> LISTED ENTRIES
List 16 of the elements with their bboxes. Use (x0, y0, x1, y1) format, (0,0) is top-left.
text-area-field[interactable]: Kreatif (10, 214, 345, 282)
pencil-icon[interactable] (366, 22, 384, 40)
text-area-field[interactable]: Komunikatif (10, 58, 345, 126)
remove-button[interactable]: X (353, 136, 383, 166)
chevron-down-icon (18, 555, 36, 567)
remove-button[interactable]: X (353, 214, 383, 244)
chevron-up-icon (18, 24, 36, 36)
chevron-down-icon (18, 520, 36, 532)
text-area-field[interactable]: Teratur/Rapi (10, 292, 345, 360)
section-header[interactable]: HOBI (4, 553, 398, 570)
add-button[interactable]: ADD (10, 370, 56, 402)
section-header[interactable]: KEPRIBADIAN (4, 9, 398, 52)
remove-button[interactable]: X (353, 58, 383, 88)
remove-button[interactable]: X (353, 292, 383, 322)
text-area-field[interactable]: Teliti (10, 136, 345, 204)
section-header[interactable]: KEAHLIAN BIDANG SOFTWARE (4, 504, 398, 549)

> YOUR GOAL
Render every line of the material above as a Markdown table with two columns, Row and Line, numbering the rows and leaving out blank lines.

> EXPECTED ANSWER
| Row | Line |
|---|---|
| 1 | List 16 of the elements with their bboxes. Use (x0, y0, x1, y1) format, (0,0) is top-left. |
| 2 | text-area-field[interactable]: Kreatif (10, 214, 345, 282) |
| 3 | pencil-icon[interactable] (366, 22, 384, 40) |
| 4 | text-area-field[interactable]: Komunikatif (10, 58, 345, 126) |
| 5 | remove-button[interactable]: X (353, 136, 383, 166) |
| 6 | chevron-down-icon (18, 555, 36, 567) |
| 7 | remove-button[interactable]: X (353, 214, 383, 244) |
| 8 | chevron-up-icon (18, 24, 36, 36) |
| 9 | chevron-down-icon (18, 520, 36, 532) |
| 10 | text-area-field[interactable]: Teratur/Rapi (10, 292, 345, 360) |
| 11 | section-header[interactable]: HOBI (4, 553, 398, 570) |
| 12 | add-button[interactable]: ADD (10, 370, 56, 402) |
| 13 | section-header[interactable]: KEPRIBADIAN (4, 9, 398, 52) |
| 14 | remove-button[interactable]: X (353, 58, 383, 88) |
| 15 | remove-button[interactable]: X (353, 292, 383, 322) |
| 16 | text-area-field[interactable]: Teliti (10, 136, 345, 204) |
| 17 | section-header[interactable]: KEAHLIAN BIDANG SOFTWARE (4, 504, 398, 549) |